### Task material

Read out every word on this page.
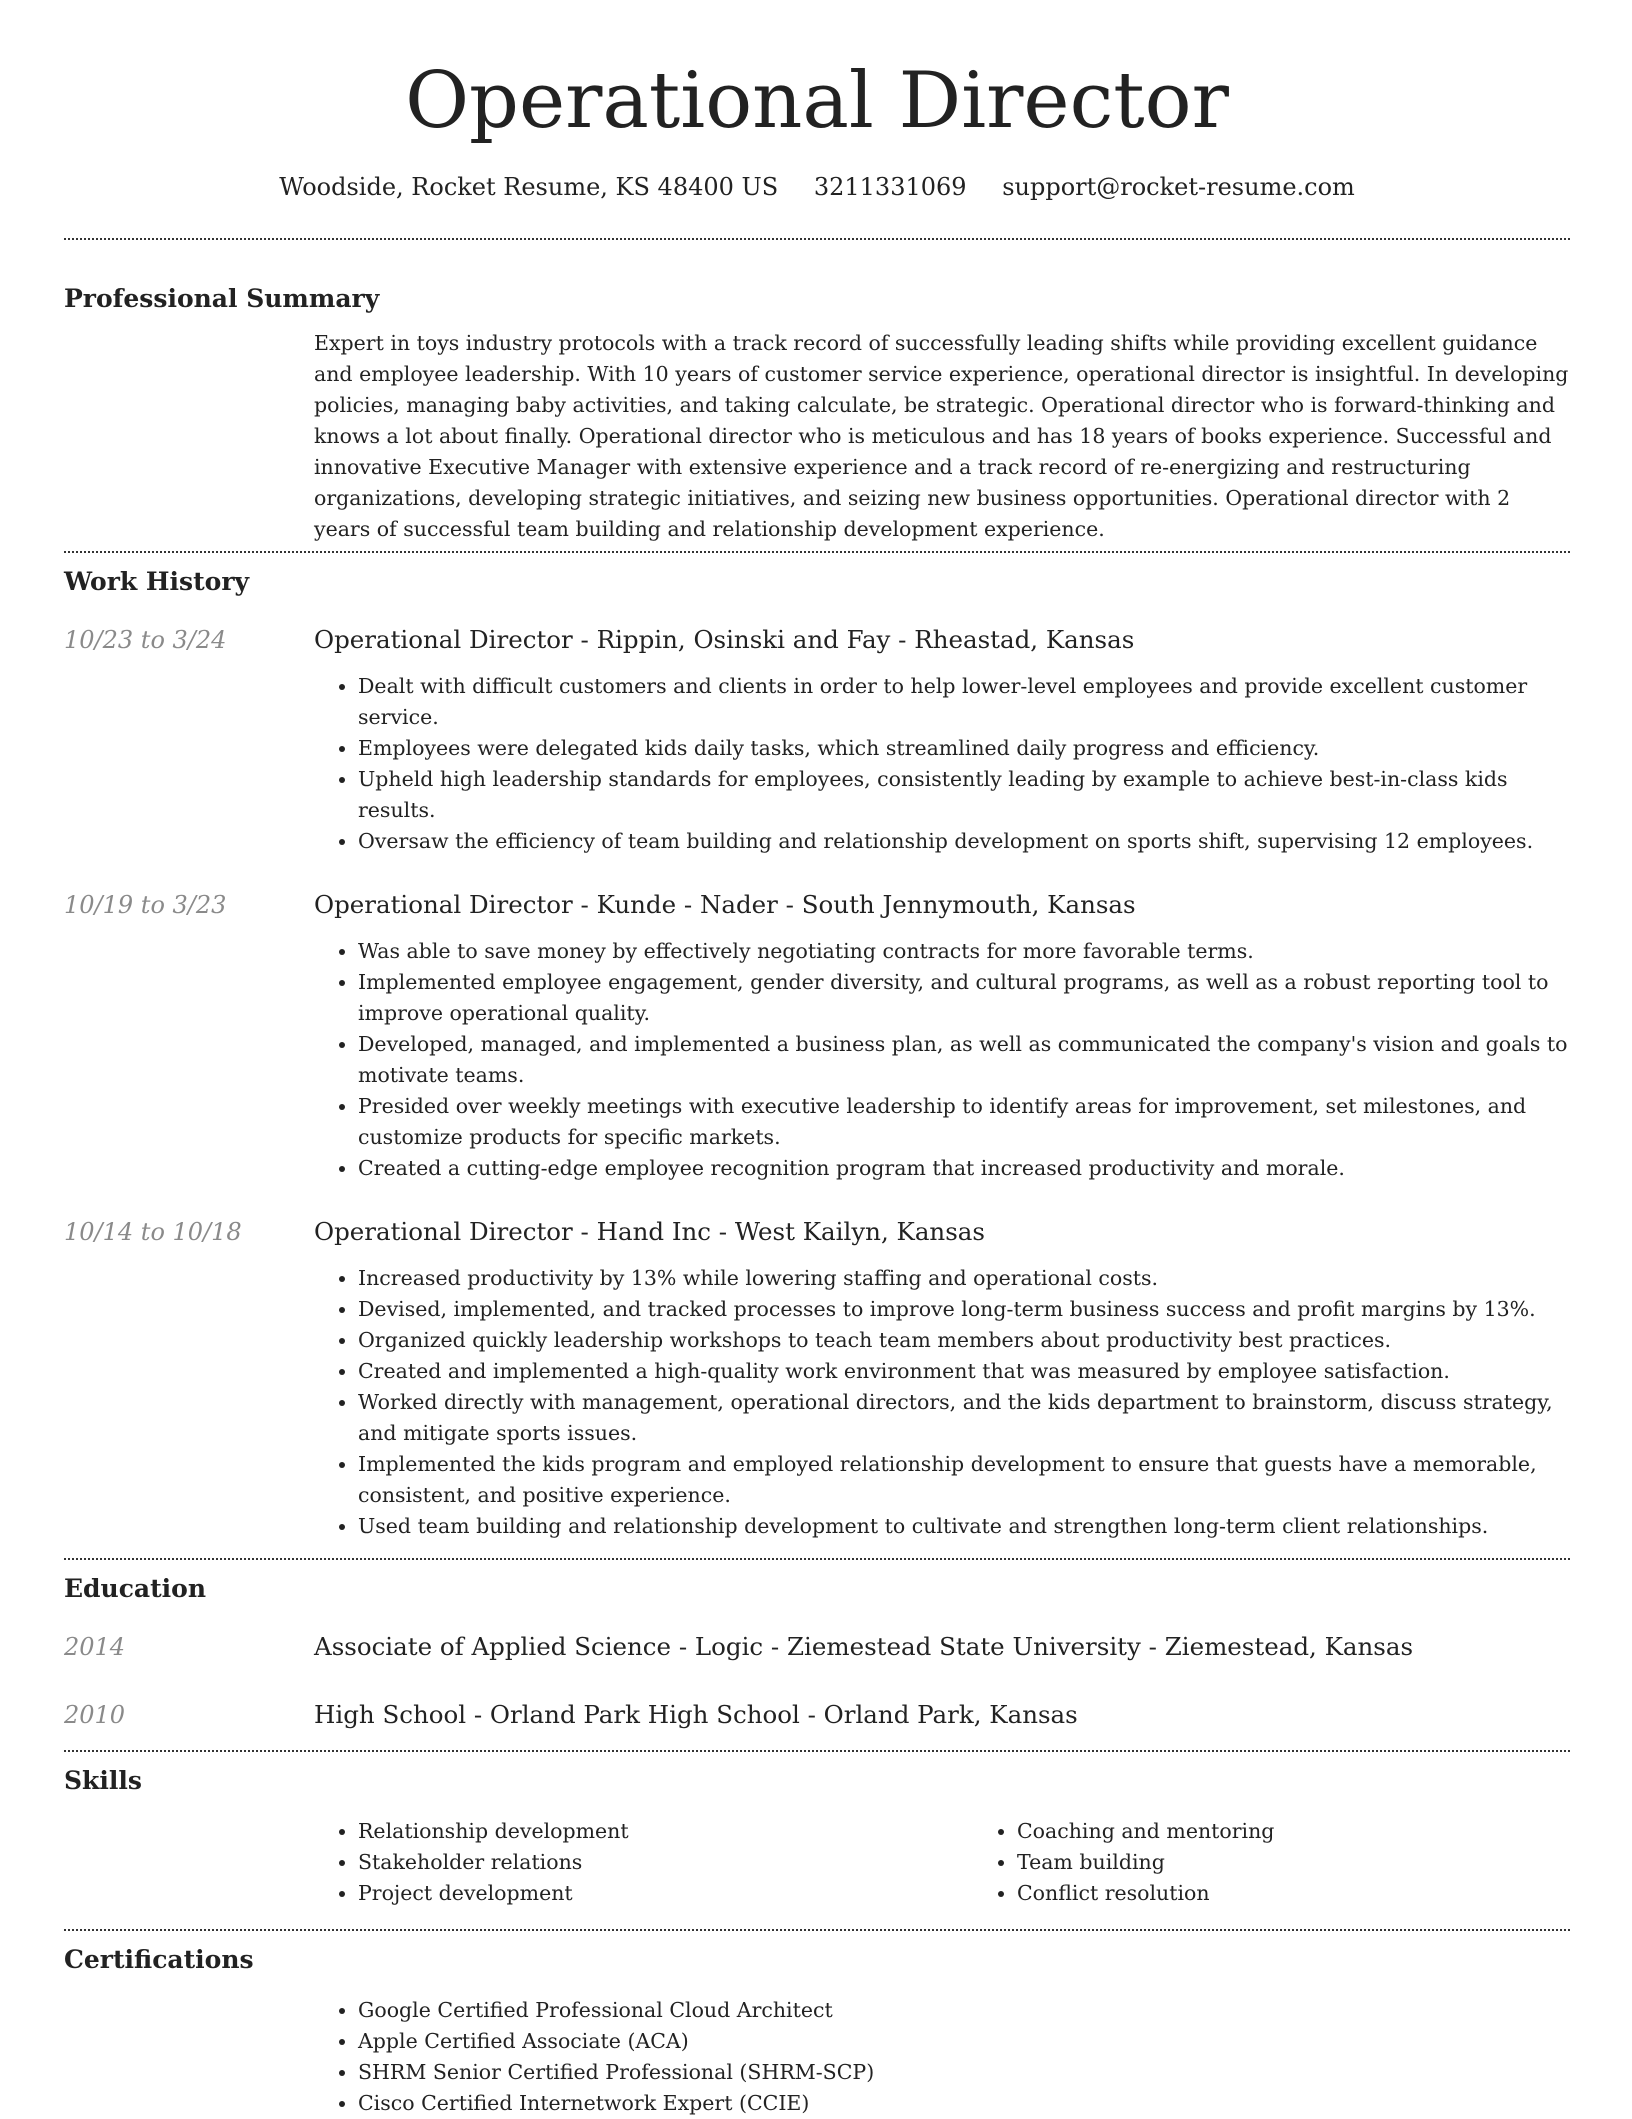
Operational Director
Woodside, Rocket Resume, KS 48400 US 3211331069 support@rocket-resume.com
Professional Summary
Expert in toys industry protocols with a track record of successfully leading shifts while providing excellent guidance and employee leadership. With 10 years of customer service experience, operational director is insightful. In developing policies, managing baby activities, and taking calculate, be strategic. Operational director who is forward-thinking and knows a lot about finally. Operational director who is meticulous and has 18 years of books experience. Successful and innovative Executive Manager with extensive experience and a track record of re-energizing and restructuring organizations, developing strategic initiatives, and seizing new business opportunities. Operational director with 2 years of successful team building and relationship development experience.
Work History
10/23 to 3/24	Operational Director - Rippin, Osinski and Fay - Rheastad, Kansas
• Dealt with difficult customers and clients in order to help lower-level employees and provide excellent customer service.
• Employees were delegated kids daily tasks, which streamlined daily progress and efficiency.
• Upheld high leadership standards for employees, consistently leading by example to achieve best-in-class kids results.
• Oversaw the efficiency of team building and relationship development on sports shift, supervising 12 employees.
10/19 to 3/23	Operational Director - Kunde - Nader - South Jennymouth, Kansas
• Was able to save money by effectively negotiating contracts for more favorable terms.
• Implemented employee engagement, gender diversity, and cultural programs, as well as a robust reporting tool to improve operational quality.
• Developed, managed, and implemented a business plan, as well as communicated the company's vision and goals to motivate teams.
• Presided over weekly meetings with executive leadership to identify areas for improvement, set milestones, and customize products for specific markets.
• Created a cutting-edge employee recognition program that increased productivity and morale.
10/14 to 10/18	Operational Director - Hand Inc - West Kailyn, Kansas
• Increased productivity by 13% while lowering staffing and operational costs.
• Devised, implemented, and tracked processes to improve long-term business success and profit margins by 13%.
• Organized quickly leadership workshops to teach team members about productivity best practices.
• Created and implemented a high-quality work environment that was measured by employee satisfaction.
• Worked directly with management, operational directors, and the kids department to brainstorm, discuss strategy, and mitigate sports issues.
• Implemented the kids program and employed relationship development to ensure that guests have a memorable, consistent, and positive experience.
• Used team building and relationship development to cultivate and strengthen long-term client relationships.
Education
2014	Associate of Applied Science - Logic - Ziemestead State University - Ziemestead, Kansas
2010	High School - Orland Park High School - Orland Park, Kansas
Skills
• Relationship development
• Stakeholder relations
• Project development
• Coaching and mentoring
• Team building
• Conflict resolution
Certifications
• Google Certified Professional Cloud Architect
• Apple Certified Associate (ACA)
• SHRM Senior Certified Professional (SHRM-SCP)
• Cisco Certified Internetwork Expert (CCIE)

### What you should do
From the listing, copy every line where the string "that" appears.

### Complete response
• Created a cutting-edge employee recognition program that increased productivity and morale.
• Created and implemented a high-quality work environment that was measured by employee satisfaction.
• Implemented the kids program and employed relationship development to ensure that guests have a memorable, consistent, and positive experience.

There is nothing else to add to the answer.